### Requirements
Can you update the listing below by replacing "Localize" with "Locate" throughout, leaving everything else unchanged and omitting the pictures?

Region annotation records
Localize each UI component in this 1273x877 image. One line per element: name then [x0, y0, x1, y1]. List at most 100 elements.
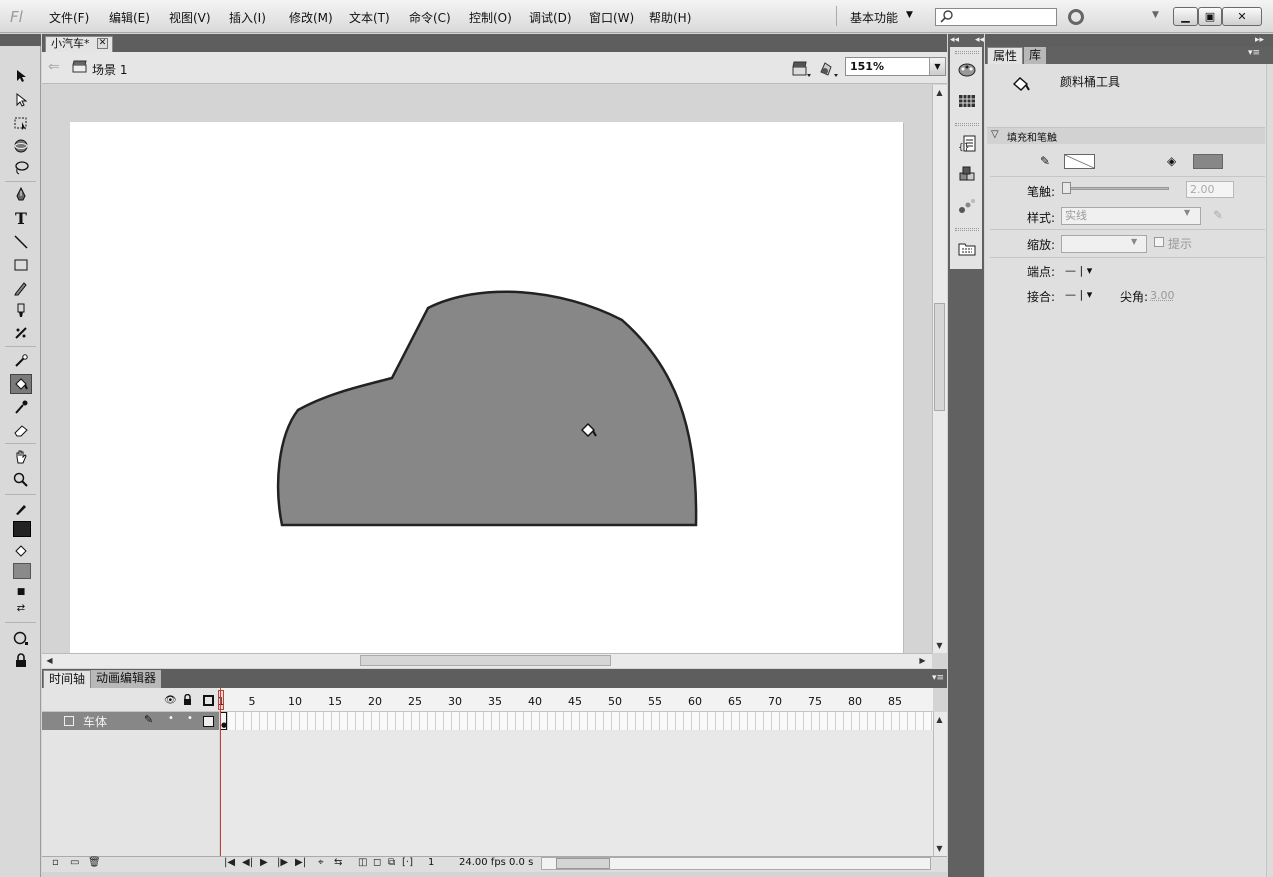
pencil-tool-icon[interactable] [10, 278, 32, 298]
menu-modify[interactable]: 修改(M) [289, 9, 333, 26]
eyedropper-tool-icon[interactable] [10, 397, 32, 417]
loop-icon[interactable]: ⇆ [334, 857, 342, 868]
bone-tool-icon[interactable] [10, 351, 32, 371]
step-forward-icon[interactable]: |▶ [277, 857, 288, 868]
new-folder-icon[interactable]: ▭ [70, 857, 79, 868]
panel-grip[interactable] [955, 228, 979, 231]
stage-vertical-scroll-thumb[interactable] [934, 303, 945, 411]
scroll-down-icon[interactable]: ▼ [933, 842, 946, 855]
stroke-color-swatch[interactable] [1064, 154, 1095, 169]
fill-color-swatch[interactable] [1193, 154, 1223, 169]
onion-markers-icon[interactable]: [·] [402, 857, 413, 868]
edit-stroke-style-icon[interactable]: ✎ [1213, 208, 1223, 222]
free-transform-tool-icon[interactable] [10, 113, 32, 133]
stage-horizontal-scroll-thumb[interactable] [360, 655, 611, 666]
stroke-color-swatch[interactable] [13, 521, 31, 537]
chevron-down-icon[interactable]: ▼ [1152, 10, 1159, 20]
menu-edit[interactable]: 编辑(E) [109, 9, 150, 26]
stroke-width-slider[interactable] [1068, 187, 1169, 190]
motion-presets-icon[interactable] [957, 196, 977, 216]
align-icon[interactable]: {} [957, 134, 977, 154]
brush-tool-icon[interactable] [10, 300, 32, 320]
layer-name[interactable]: 车体 [83, 713, 107, 730]
close-icon[interactable]: ✕ [97, 38, 108, 49]
menu-help[interactable]: 帮助(H) [649, 9, 691, 26]
frame-track[interactable] [220, 712, 933, 730]
back-arrow-icon[interactable]: ⇐ [48, 59, 60, 75]
layer-visibility-dot[interactable]: • [168, 713, 174, 724]
onion-skin-icon[interactable]: ◫ [358, 857, 367, 868]
stroke-style-select[interactable]: 实线 [1061, 207, 1201, 225]
swap-colors-icon[interactable]: ⇄ [10, 598, 32, 618]
toolbox-header[interactable] [0, 34, 41, 46]
current-frame[interactable]: 1 [428, 857, 434, 868]
expand-arrows-icon[interactable]: ▸▸ [1255, 35, 1264, 45]
collapse-arrows-icon[interactable]: ◂◂ [950, 35, 959, 45]
workspace-switcher[interactable]: 基本功能 [850, 9, 898, 26]
onion-outline-icon[interactable]: ◻ [373, 857, 381, 868]
lock-icon[interactable] [183, 693, 192, 705]
menu-control[interactable]: 控制(O) [469, 9, 512, 26]
new-layer-icon[interactable]: ▫ [52, 857, 59, 868]
tab-timeline[interactable]: 时间轴 [43, 670, 92, 688]
rectangle-tool-icon[interactable] [10, 255, 32, 275]
layer-lock-dot[interactable]: • [187, 713, 193, 724]
menu-debug[interactable]: 调试(D) [529, 9, 572, 26]
menu-file[interactable]: 文件(F) [49, 9, 89, 26]
chevron-down-icon[interactable]: ▼ [929, 58, 945, 75]
delete-layer-icon[interactable]: 🗑 [88, 857, 101, 868]
menu-text[interactable]: 文本(T) [349, 9, 390, 26]
paint-bucket-tool-icon[interactable] [10, 374, 32, 394]
edit-scene-icon[interactable] [792, 60, 812, 78]
lasso-tool-icon[interactable] [10, 158, 32, 178]
miter-input[interactable]: 3.00 [1150, 289, 1175, 302]
tab-motion-editor[interactable]: 动画编辑器 [91, 670, 162, 688]
menu-view[interactable]: 视图(V) [169, 9, 211, 26]
tab-properties[interactable]: 属性 [987, 47, 1024, 64]
chevron-down-icon[interactable]: ▼ [1131, 237, 1137, 246]
swatches-icon[interactable] [957, 91, 977, 111]
scene-breadcrumb[interactable]: 场景 1 [92, 61, 127, 78]
menu-commands[interactable]: 命令(C) [409, 9, 451, 26]
panel-grip[interactable] [955, 123, 979, 126]
chevron-down-icon[interactable]: ▼ [906, 10, 913, 20]
first-frame-icon[interactable]: |◀ [224, 857, 235, 868]
fill-color-swatch[interactable] [13, 563, 31, 579]
step-back-icon[interactable]: ◀| [242, 857, 253, 868]
zoom-tool-icon[interactable] [10, 470, 32, 490]
last-frame-icon[interactable]: ▶| [295, 857, 306, 868]
layer-outline-toggle[interactable] [203, 716, 214, 727]
scroll-left-icon[interactable]: ◀ [43, 654, 56, 667]
center-frame-icon[interactable]: ⌖ [318, 857, 324, 868]
pen-tool-icon[interactable] [10, 185, 32, 205]
disclosure-triangle-icon[interactable]: ▽ [991, 129, 999, 140]
menu-window[interactable]: 窗口(W) [589, 9, 634, 26]
stroke-width-slider-handle[interactable] [1062, 182, 1071, 194]
scroll-down-icon[interactable]: ▼ [933, 639, 946, 652]
playhead-handle[interactable] [218, 690, 224, 710]
deco-tool-icon[interactable] [10, 323, 32, 343]
frame-rate[interactable]: 24.00 fps [459, 857, 506, 868]
restore-button[interactable]: ▣ [1198, 7, 1222, 26]
play-icon[interactable]: ▶ [260, 857, 268, 868]
line-tool-icon[interactable] [10, 232, 32, 252]
car-body-shape[interactable] [270, 286, 704, 532]
object-drawing-icon[interactable] [10, 628, 32, 648]
snap-to-objects-icon[interactable] [10, 651, 32, 671]
hand-tool-icon[interactable] [10, 447, 32, 467]
panel-grip[interactable] [955, 51, 979, 54]
cap-select[interactable]: — | ▾ [1065, 264, 1092, 277]
chevron-down-icon[interactable]: ▼ [1184, 208, 1190, 217]
stroke-width-input[interactable]: 2.00 [1186, 181, 1234, 198]
panel-menu-icon[interactable]: ▾≡ [1248, 48, 1260, 58]
sync-settings-icon[interactable] [1068, 9, 1084, 25]
eraser-tool-icon[interactable] [10, 420, 32, 440]
tab-library[interactable]: 库 [1024, 47, 1047, 64]
keyframe[interactable]: ● [220, 712, 227, 730]
playhead[interactable] [220, 688, 221, 856]
color-palette-icon[interactable] [957, 60, 977, 80]
timeline-vertical-scrollbar[interactable] [933, 712, 947, 856]
menu-insert[interactable]: 插入(I) [229, 9, 266, 26]
collapse-dock-icon[interactable]: ◂◂ [975, 35, 984, 45]
selection-tool-icon[interactable] [10, 66, 32, 86]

### Exercise answer
Locate each UI component in this 1273x877 image. One line per element: name then [x0, y0, x1, y1]. List at most 100 elements.
pencil-tool-icon[interactable] [10, 278, 32, 298]
menu-modify[interactable]: 修改(M) [289, 9, 333, 26]
eyedropper-tool-icon[interactable] [10, 397, 32, 417]
loop-icon[interactable]: ⇆ [334, 857, 342, 868]
bone-tool-icon[interactable] [10, 351, 32, 371]
step-forward-icon[interactable]: |▶ [277, 857, 288, 868]
new-folder-icon[interactable]: ▭ [70, 857, 79, 868]
panel-grip[interactable] [955, 228, 979, 231]
stage-vertical-scroll-thumb[interactable] [934, 303, 945, 411]
scroll-down-icon[interactable]: ▼ [933, 842, 946, 855]
stroke-color-swatch[interactable] [1064, 154, 1095, 169]
fill-color-swatch[interactable] [1193, 154, 1223, 169]
onion-markers-icon[interactable]: [·] [402, 857, 413, 868]
edit-stroke-style-icon[interactable]: ✎ [1213, 208, 1223, 222]
free-transform-tool-icon[interactable] [10, 113, 32, 133]
stage-horizontal-scroll-thumb[interactable] [360, 655, 611, 666]
stroke-color-swatch[interactable] [13, 521, 31, 537]
chevron-down-icon[interactable]: ▼ [1152, 10, 1159, 20]
menu-edit[interactable]: 编辑(E) [109, 9, 150, 26]
stroke-width-slider[interactable] [1068, 187, 1169, 190]
motion-presets-icon[interactable] [957, 196, 977, 216]
align-icon[interactable]: {} [957, 134, 977, 154]
brush-tool-icon[interactable] [10, 300, 32, 320]
layer-name[interactable]: 车体 [83, 713, 107, 730]
close-icon[interactable]: ✕ [97, 38, 108, 49]
menu-help[interactable]: 帮助(H) [649, 9, 691, 26]
frame-track[interactable] [220, 712, 933, 730]
back-arrow-icon[interactable]: ⇐ [48, 59, 60, 75]
layer-visibility-dot[interactable]: • [168, 713, 174, 724]
onion-skin-icon[interactable]: ◫ [358, 857, 367, 868]
stroke-style-select[interactable]: 实线 [1061, 207, 1201, 225]
swap-colors-icon[interactable]: ⇄ [10, 598, 32, 618]
toolbox-header[interactable] [0, 34, 41, 46]
current-frame[interactable]: 1 [428, 857, 434, 868]
expand-arrows-icon[interactable]: ▸▸ [1255, 35, 1264, 45]
collapse-arrows-icon[interactable]: ◂◂ [950, 35, 959, 45]
workspace-switcher[interactable]: 基本功能 [850, 9, 898, 26]
onion-outline-icon[interactable]: ◻ [373, 857, 381, 868]
lock-icon[interactable] [183, 693, 192, 705]
menu-control[interactable]: 控制(O) [469, 9, 512, 26]
new-layer-icon[interactable]: ▫ [52, 857, 59, 868]
tab-timeline[interactable]: 时间轴 [43, 670, 92, 688]
rectangle-tool-icon[interactable] [10, 255, 32, 275]
layer-lock-dot[interactable]: • [187, 713, 193, 724]
menu-debug[interactable]: 调试(D) [529, 9, 572, 26]
menu-file[interactable]: 文件(F) [49, 9, 89, 26]
chevron-down-icon[interactable]: ▼ [929, 58, 945, 75]
delete-layer-icon[interactable]: 🗑 [88, 857, 101, 868]
menu-text[interactable]: 文本(T) [349, 9, 390, 26]
paint-bucket-tool-icon[interactable] [10, 374, 32, 394]
edit-scene-icon[interactable] [792, 60, 812, 78]
lasso-tool-icon[interactable] [10, 158, 32, 178]
miter-input[interactable]: 3.00 [1150, 289, 1175, 302]
tab-motion-editor[interactable]: 动画编辑器 [91, 670, 162, 688]
menu-view[interactable]: 视图(V) [169, 9, 211, 26]
tab-properties[interactable]: 属性 [987, 47, 1024, 64]
chevron-down-icon[interactable]: ▼ [1131, 237, 1137, 246]
swatches-icon[interactable] [957, 91, 977, 111]
scene-breadcrumb[interactable]: 场景 1 [92, 61, 127, 78]
menu-commands[interactable]: 命令(C) [409, 9, 451, 26]
panel-grip[interactable] [955, 123, 979, 126]
chevron-down-icon[interactable]: ▼ [906, 10, 913, 20]
first-frame-icon[interactable]: |◀ [224, 857, 235, 868]
fill-color-swatch[interactable] [13, 563, 31, 579]
step-back-icon[interactable]: ◀| [242, 857, 253, 868]
zoom-tool-icon[interactable] [10, 470, 32, 490]
last-frame-icon[interactable]: ▶| [295, 857, 306, 868]
layer-outline-toggle[interactable] [203, 716, 214, 727]
scroll-left-icon[interactable]: ◀ [43, 654, 56, 667]
center-frame-icon[interactable]: ⌖ [318, 857, 324, 868]
pen-tool-icon[interactable] [10, 185, 32, 205]
disclosure-triangle-icon[interactable]: ▽ [991, 129, 999, 140]
menu-window[interactable]: 窗口(W) [589, 9, 634, 26]
stroke-width-slider-handle[interactable] [1062, 182, 1071, 194]
scroll-down-icon[interactable]: ▼ [933, 639, 946, 652]
playhead-handle[interactable] [218, 690, 224, 710]
deco-tool-icon[interactable] [10, 323, 32, 343]
frame-rate[interactable]: 24.00 fps [459, 857, 506, 868]
restore-button[interactable]: ▣ [1198, 7, 1222, 26]
play-icon[interactable]: ▶ [260, 857, 268, 868]
line-tool-icon[interactable] [10, 232, 32, 252]
car-body-shape[interactable] [270, 286, 704, 532]
object-drawing-icon[interactable] [10, 628, 32, 648]
snap-to-objects-icon[interactable] [10, 651, 32, 671]
hand-tool-icon[interactable] [10, 447, 32, 467]
panel-grip[interactable] [955, 51, 979, 54]
cap-select[interactable]: — | ▾ [1065, 264, 1092, 277]
chevron-down-icon[interactable]: ▼ [1184, 208, 1190, 217]
stroke-width-input[interactable]: 2.00 [1186, 181, 1234, 198]
panel-menu-icon[interactable]: ▾≡ [1248, 48, 1260, 58]
sync-settings-icon[interactable] [1068, 9, 1084, 25]
eraser-tool-icon[interactable] [10, 420, 32, 440]
tab-library[interactable]: 库 [1024, 47, 1047, 64]
keyframe[interactable]: ● [220, 712, 227, 730]
playhead[interactable] [220, 688, 221, 856]
color-palette-icon[interactable] [957, 60, 977, 80]
timeline-vertical-scrollbar[interactable] [933, 712, 947, 856]
menu-insert[interactable]: 插入(I) [229, 9, 266, 26]
collapse-dock-icon[interactable]: ◂◂ [975, 35, 984, 45]
selection-tool-icon[interactable] [10, 66, 32, 86]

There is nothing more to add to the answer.